Go through the material and tally the lines containing the string "void". Give the total alone.

[Stored data]
===============

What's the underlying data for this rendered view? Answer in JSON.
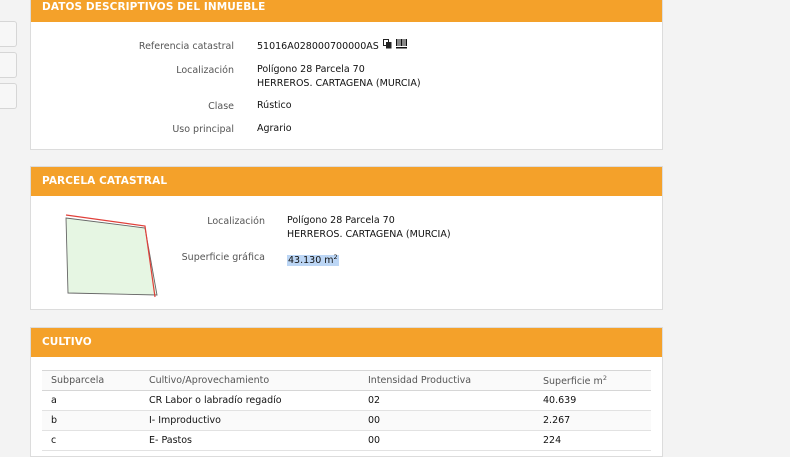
{
  "datos": {
    "title": "DATOS DESCRIPTIVOS DEL INMUEBLE",
    "ref_label": "Referencia catastral",
    "ref_value": "51016A028000700000AS",
    "loc_label": "Localización",
    "loc_line1": "Polígono 28 Parcela 70",
    "loc_line2": "HERREROS. CARTAGENA (MURCIA)",
    "clase_label": "Clase",
    "clase_value": "Rústico",
    "uso_label": "Uso principal",
    "uso_value": "Agrario"
  },
  "parcela": {
    "title": "PARCELA CATASTRAL",
    "loc_label": "Localización",
    "loc_line1": "Polígono 28 Parcela 70",
    "loc_line2": "HERREROS. CARTAGENA (MURCIA)",
    "sup_label": "Superficie gráfica",
    "sup_value": "43.130 m",
    "sup_unit_exp": "2"
  },
  "cultivo": {
    "title": "CULTIVO",
    "headers": [
      "Subparcela",
      "Cultivo/Aprovechamiento",
      "Intensidad Productiva",
      "Superficie m"
    ],
    "header_exp": "2",
    "rows": [
      [
        "a",
        "CR Labor o labradío regadío",
        "02",
        "40.639"
      ],
      [
        "b",
        "I- Improductivo",
        "00",
        "2.267"
      ],
      [
        "c",
        "E- Pastos",
        "00",
        "224"
      ]
    ]
  },
  "colors": {
    "header": "#f4a12a",
    "parcel_fill": "#e6f6e3",
    "parcel_border": "#e0403a",
    "highlight": "#bcd6f5"
  },
  "icons": [
    "copy-icon",
    "barcode-icon"
  ]
}
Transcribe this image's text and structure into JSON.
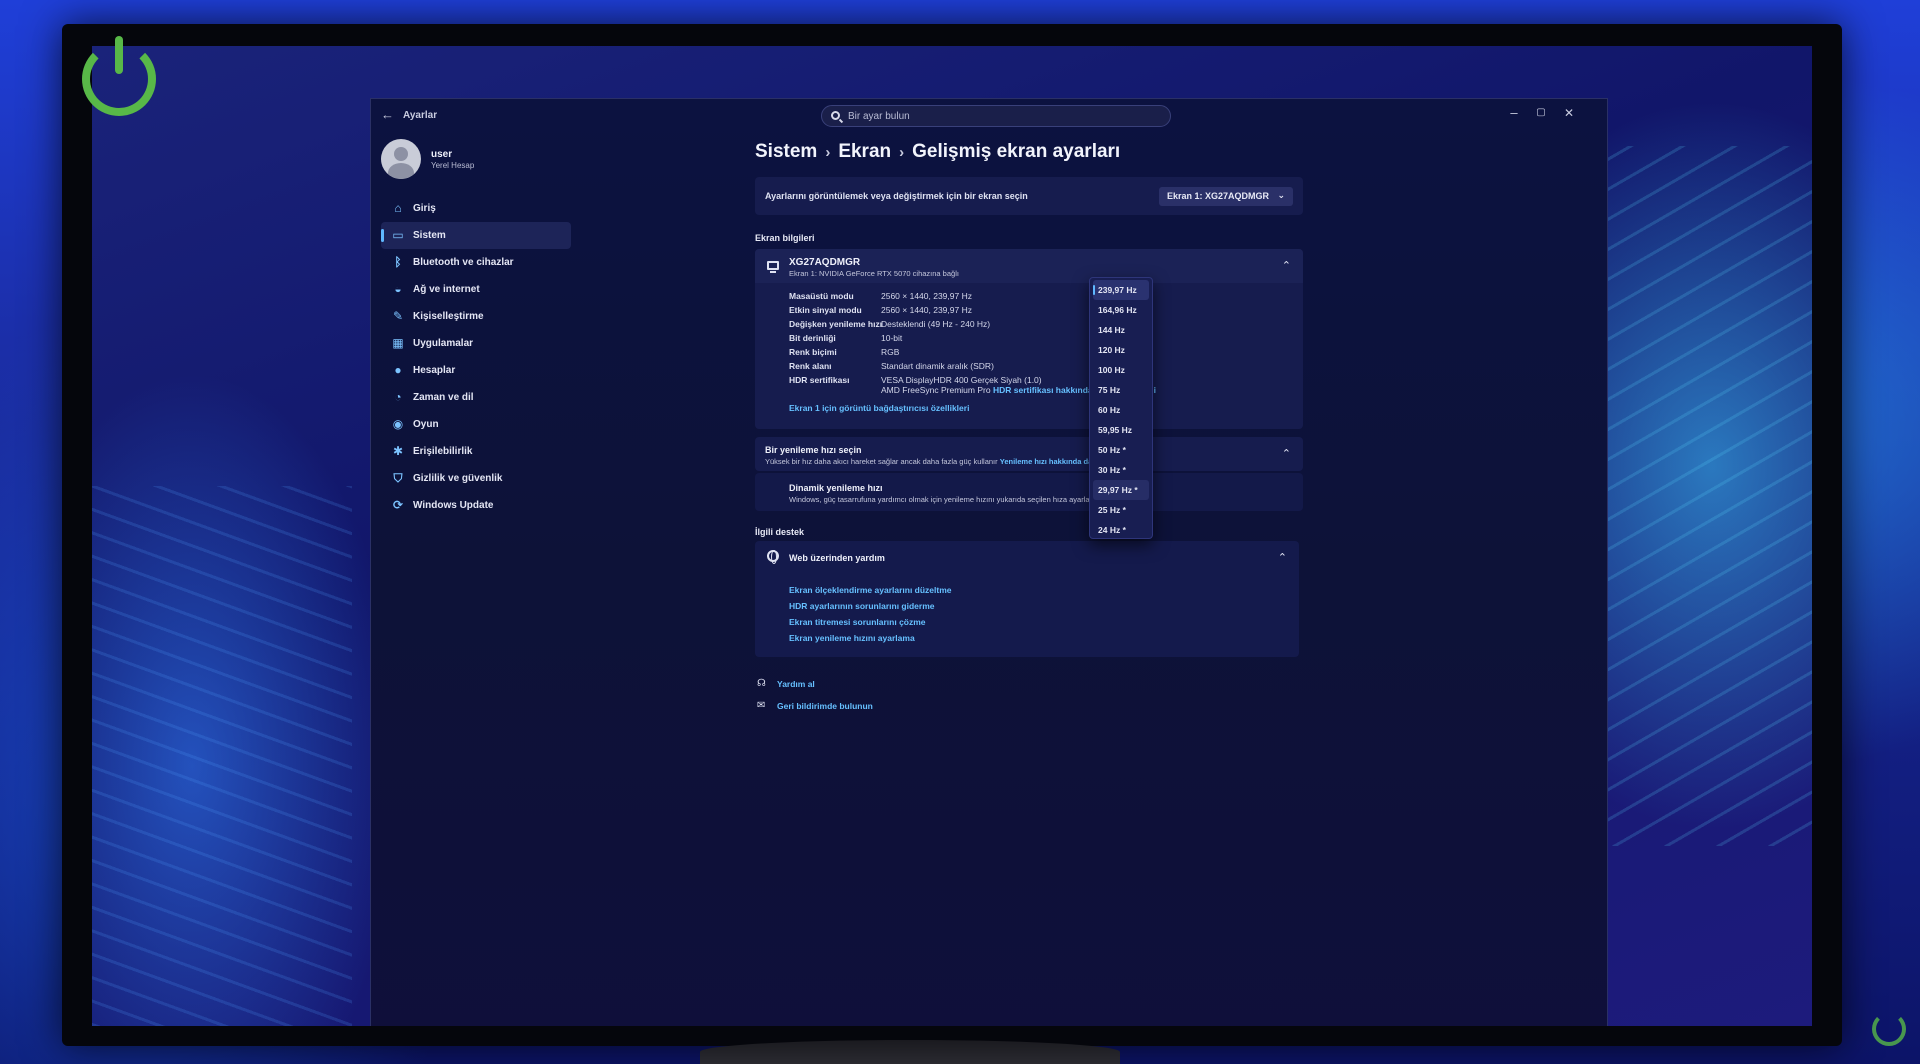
{
  "window": {
    "app_title": "Ayarlar",
    "search_placeholder": "Bir ayar bulun",
    "controls": [
      "–",
      "▢",
      "✕"
    ]
  },
  "profile": {
    "name": "user",
    "account_type": "Yerel Hesap"
  },
  "sidebar": {
    "items": [
      {
        "label": "Giriş",
        "icon": "home-icon",
        "glyph": "⌂"
      },
      {
        "label": "Sistem",
        "icon": "system-icon",
        "glyph": "▭",
        "active": true
      },
      {
        "label": "Bluetooth ve cihazlar",
        "icon": "bluetooth-icon",
        "glyph": "ᛒ"
      },
      {
        "label": "Ağ ve internet",
        "icon": "wifi-icon",
        "glyph": "◒"
      },
      {
        "label": "Kişiselleştirme",
        "icon": "brush-icon",
        "glyph": "✎"
      },
      {
        "label": "Uygulamalar",
        "icon": "apps-icon",
        "glyph": "▦"
      },
      {
        "label": "Hesaplar",
        "icon": "accounts-icon",
        "glyph": "●"
      },
      {
        "label": "Zaman ve dil",
        "icon": "time-language-icon",
        "glyph": "◔"
      },
      {
        "label": "Oyun",
        "icon": "gaming-icon",
        "glyph": "◉"
      },
      {
        "label": "Erişilebilirlik",
        "icon": "accessibility-icon",
        "glyph": "✱"
      },
      {
        "label": "Gizlilik ve güvenlik",
        "icon": "shield-icon",
        "glyph": "⛉"
      },
      {
        "label": "Windows Update",
        "icon": "windows-update-icon",
        "glyph": "⟳"
      }
    ]
  },
  "breadcrumb": [
    "Sistem",
    "Ekran",
    "Gelişmiş ekran ayarları"
  ],
  "display_select": {
    "label": "Ayarlarını görüntülemek veya değiştirmek için bir ekran seçin",
    "value": "Ekran 1: XG27AQDMGR"
  },
  "display_info": {
    "section_title": "Ekran bilgileri",
    "monitor_name": "XG27AQDMGR",
    "monitor_sub": "Ekran 1: NVIDIA GeForce RTX 5070 cihazına bağlı",
    "rows": [
      {
        "k": "Masaüstü modu",
        "v": "2560 × 1440, 239,97 Hz"
      },
      {
        "k": "Etkin sinyal modu",
        "v": "2560 × 1440, 239,97 Hz"
      },
      {
        "k": "Değişken yenileme hızı",
        "v": "Desteklendi (49 Hz - 240 Hz)"
      },
      {
        "k": "Bit derinliği",
        "v": "10-bit"
      },
      {
        "k": "Renk biçimi",
        "v": "RGB"
      },
      {
        "k": "Renk alanı",
        "v": "Standart dinamik aralık (SDR)"
      }
    ],
    "hdr_label": "HDR sertifikası",
    "hdr_value_1": "VESA DisplayHDR 400 Gerçek Siyah (1.0)",
    "hdr_value_2": "AMD FreeSync Premium Pro",
    "hdr_link": "HDR sertifikası hakkında daha fazla bilgi",
    "adapter_link": "Ekran 1 için görüntü bağdaştırıcısı özellikleri"
  },
  "refresh": {
    "title": "Bir yenileme hızı seçin",
    "desc": "Yüksek bir hız daha akıcı hareket sağlar ancak daha fazla güç kullanır",
    "link": "Yenileme hızı hakkında daha fazla bilgi",
    "dynamic_title": "Dinamik yenileme hızı",
    "dynamic_desc": "Windows, güç tasarrufuna yardımcı olmak için yenileme hızını yukarıda seçilen hıza ayarlar",
    "options": [
      "239,97 Hz",
      "164,96 Hz",
      "144 Hz",
      "120 Hz",
      "100 Hz",
      "75 Hz",
      "60 Hz",
      "59,95 Hz",
      "50 Hz *",
      "30 Hz *",
      "29,97 Hz *",
      "25 Hz *",
      "24 Hz *"
    ],
    "selected_index": 0,
    "hover_index": 10
  },
  "support": {
    "section_title": "İlgili destek",
    "help_title": "Web üzerinden yardım",
    "links": [
      "Ekran ölçeklendirme ayarlarını düzeltme",
      "HDR ayarlarının sorunlarını giderme",
      "Ekran titremesi sorunlarını çözme",
      "Ekran yenileme hızını ayarlama"
    ]
  },
  "footer": {
    "get_help": "Yardım al",
    "feedback": "Geri bildirimde bulunun"
  },
  "colors": {
    "accent": "#5fb8ff",
    "link": "#66c0ff",
    "logo_green": "#58b848",
    "window_bg": "#0c1240"
  }
}
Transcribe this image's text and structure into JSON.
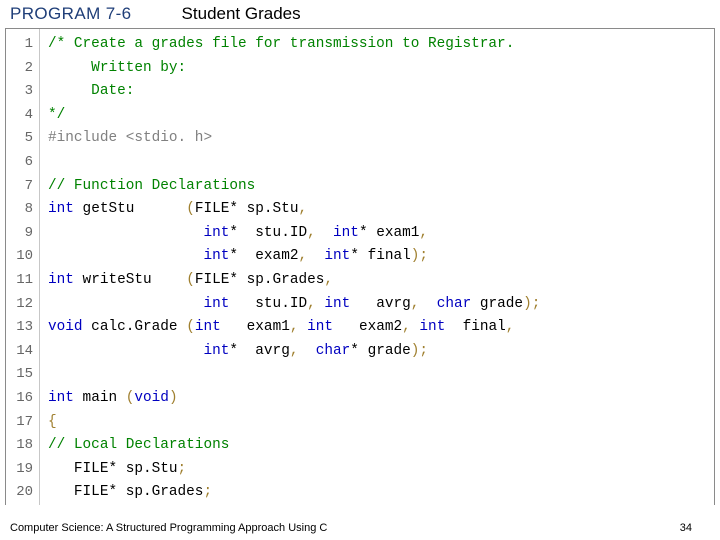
{
  "header": {
    "program_label": "PROGRAM 7-6",
    "title": "Student Grades"
  },
  "code": {
    "line_count": 20,
    "lines": [
      {
        "n": 1,
        "cls": "cmt",
        "text": "/* Create a grades file for transmission to Registrar."
      },
      {
        "n": 2,
        "cls": "cmt",
        "text": "     Written by:"
      },
      {
        "n": 3,
        "cls": "cmt",
        "text": "     Date:"
      },
      {
        "n": 4,
        "cls": "cmt",
        "text": "*/"
      },
      {
        "n": 5,
        "cls": "inc",
        "text": "#include <stdio. h>"
      },
      {
        "n": 6,
        "cls": "",
        "text": ""
      },
      {
        "n": 7,
        "cls": "cmt",
        "text": "// Function Declarations"
      },
      {
        "n": 8,
        "cls": "",
        "html": "<span class='kw'>int</span> getStu      <span class='pn'>(</span>FILE* sp.Stu<span class='pn'>,</span>"
      },
      {
        "n": 9,
        "cls": "",
        "html": "                  <span class='kw'>int</span>*  stu.ID<span class='pn'>,</span>  <span class='kw'>int</span>* exam1<span class='pn'>,</span>"
      },
      {
        "n": 10,
        "cls": "",
        "html": "                  <span class='kw'>int</span>*  exam2<span class='pn'>,</span>  <span class='kw'>int</span>* final<span class='pn'>);</span>"
      },
      {
        "n": 11,
        "cls": "",
        "html": "<span class='kw'>int</span> writeStu    <span class='pn'>(</span>FILE* sp.Grades<span class='pn'>,</span>"
      },
      {
        "n": 12,
        "cls": "",
        "html": "                  <span class='kw'>int</span>   stu.ID<span class='pn'>,</span> <span class='kw'>int</span>   avrg<span class='pn'>,</span>  <span class='kw'>char</span> grade<span class='pn'>);</span>"
      },
      {
        "n": 13,
        "cls": "",
        "html": "<span class='kw'>void</span> calc.Grade <span class='pn'>(</span><span class='kw'>int</span>   exam1<span class='pn'>,</span> <span class='kw'>int</span>   exam2<span class='pn'>,</span> <span class='kw'>int</span>  final<span class='pn'>,</span>"
      },
      {
        "n": 14,
        "cls": "",
        "html": "                  <span class='kw'>int</span>*  avrg<span class='pn'>,</span>  <span class='kw'>char</span>* grade<span class='pn'>);</span>"
      },
      {
        "n": 15,
        "cls": "",
        "text": ""
      },
      {
        "n": 16,
        "cls": "",
        "html": "<span class='kw'>int</span> main <span class='pn'>(</span><span class='kw'>void</span><span class='pn'>)</span>"
      },
      {
        "n": 17,
        "cls": "pn",
        "text": "{"
      },
      {
        "n": 18,
        "cls": "cmt",
        "text": "// Local Declarations"
      },
      {
        "n": 19,
        "cls": "",
        "html": "   FILE* sp.Stu<span class='pn'>;</span>"
      },
      {
        "n": 20,
        "cls": "",
        "html": "   FILE* sp.Grades<span class='pn'>;</span>"
      }
    ]
  },
  "footer": {
    "book": "Computer Science: A Structured Programming Approach Using C",
    "page": "34"
  }
}
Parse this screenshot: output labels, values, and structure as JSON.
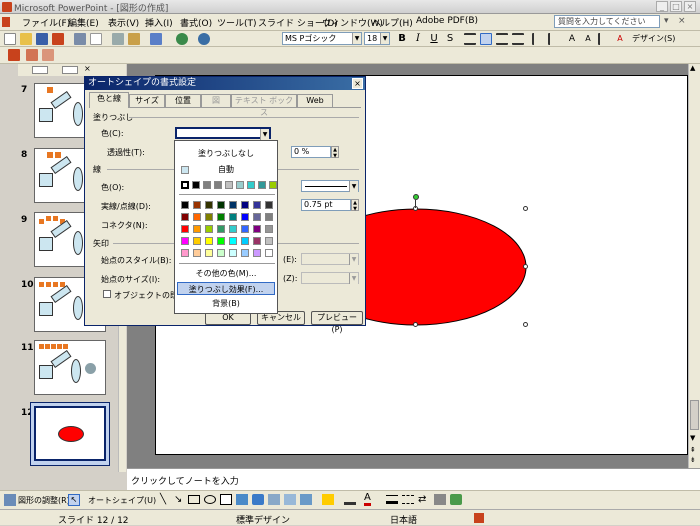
{
  "window": {
    "title": "Microsoft PowerPoint - [図形の作成]"
  },
  "menu": {
    "items": [
      "ファイル(F)",
      "編集(E)",
      "表示(V)",
      "挿入(I)",
      "書式(O)",
      "ツール(T)",
      "スライド ショー(D)",
      "ウィンドウ(W)",
      "ヘルプ(H)",
      "Adobe PDF(B)"
    ],
    "help_placeholder": "質問を入力してください"
  },
  "toolbar": {
    "font_name": "MS Pゴシック",
    "font_size": "18",
    "design_label": "デザイン(S)"
  },
  "slides_panel": {
    "numbers": [
      "7",
      "8",
      "9",
      "10",
      "11",
      "12"
    ],
    "selected": "12"
  },
  "notes": {
    "placeholder": "クリックしてノートを入力"
  },
  "drawbar": {
    "draw_label": "図形の調整(R)",
    "autoshape_label": "オートシェイプ(U)"
  },
  "status": {
    "slide": "スライド 12 / 12",
    "design": "標準デザイン",
    "language": "日本語"
  },
  "dialog": {
    "title": "オートシェイプの書式設定",
    "tabs": [
      "色と線",
      "サイズ",
      "位置",
      "図",
      "テキスト ボックス",
      "Web"
    ],
    "fill_section": "塗りつぶし",
    "color_label": "色(C):",
    "transparency_label": "透過性(T):",
    "transparency_value": "0 %",
    "line_section": "線",
    "line_color_label": "色(O):",
    "line_style_label": "実線/点線(D):",
    "connector_label": "コネクタ(N):",
    "line_weight_value": "0.75 pt",
    "arrow_section": "矢印",
    "begin_style_label": "始点のスタイル(B):",
    "begin_size_label": "始点のサイズ(I):",
    "end_style_suffix": "(E):",
    "end_size_suffix": "(Z):",
    "default_checkbox_label": "オブジェクトの既定",
    "ok": "OK",
    "cancel": "キャンセル",
    "preview": "プレビュー(P)"
  },
  "color_popup": {
    "no_fill": "塗りつぶしなし",
    "auto": "自動",
    "more_colors": "その他の色(M)...",
    "fill_effects": "塗りつぶし効果(F)...",
    "background": "背景(B)",
    "recent_colors": [
      "#ffffff",
      "#000000",
      "#808080",
      "#808080",
      "#c0c0c0",
      "#99cccc",
      "#33cccc",
      "#339999",
      "#99cc00"
    ],
    "palette": [
      [
        "#000000",
        "#993300",
        "#333300",
        "#003300",
        "#003366",
        "#000080",
        "#333399",
        "#333333"
      ],
      [
        "#800000",
        "#ff6600",
        "#808000",
        "#008000",
        "#008080",
        "#0000ff",
        "#666699",
        "#808080"
      ],
      [
        "#ff0000",
        "#ff9900",
        "#99cc00",
        "#339966",
        "#33cccc",
        "#3366ff",
        "#800080",
        "#969696"
      ],
      [
        "#ff00ff",
        "#ffcc00",
        "#ffff00",
        "#00ff00",
        "#00ffff",
        "#00ccff",
        "#993366",
        "#c0c0c0"
      ],
      [
        "#ff99cc",
        "#ffcc99",
        "#ffff99",
        "#ccffcc",
        "#ccffff",
        "#99ccff",
        "#cc99ff",
        "#ffffff"
      ]
    ]
  },
  "colors": {
    "shape_fill": "#ff0000",
    "thumb_shape": "#e87722",
    "thumb_blue": "#cce6f0"
  }
}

===============

Task result.
2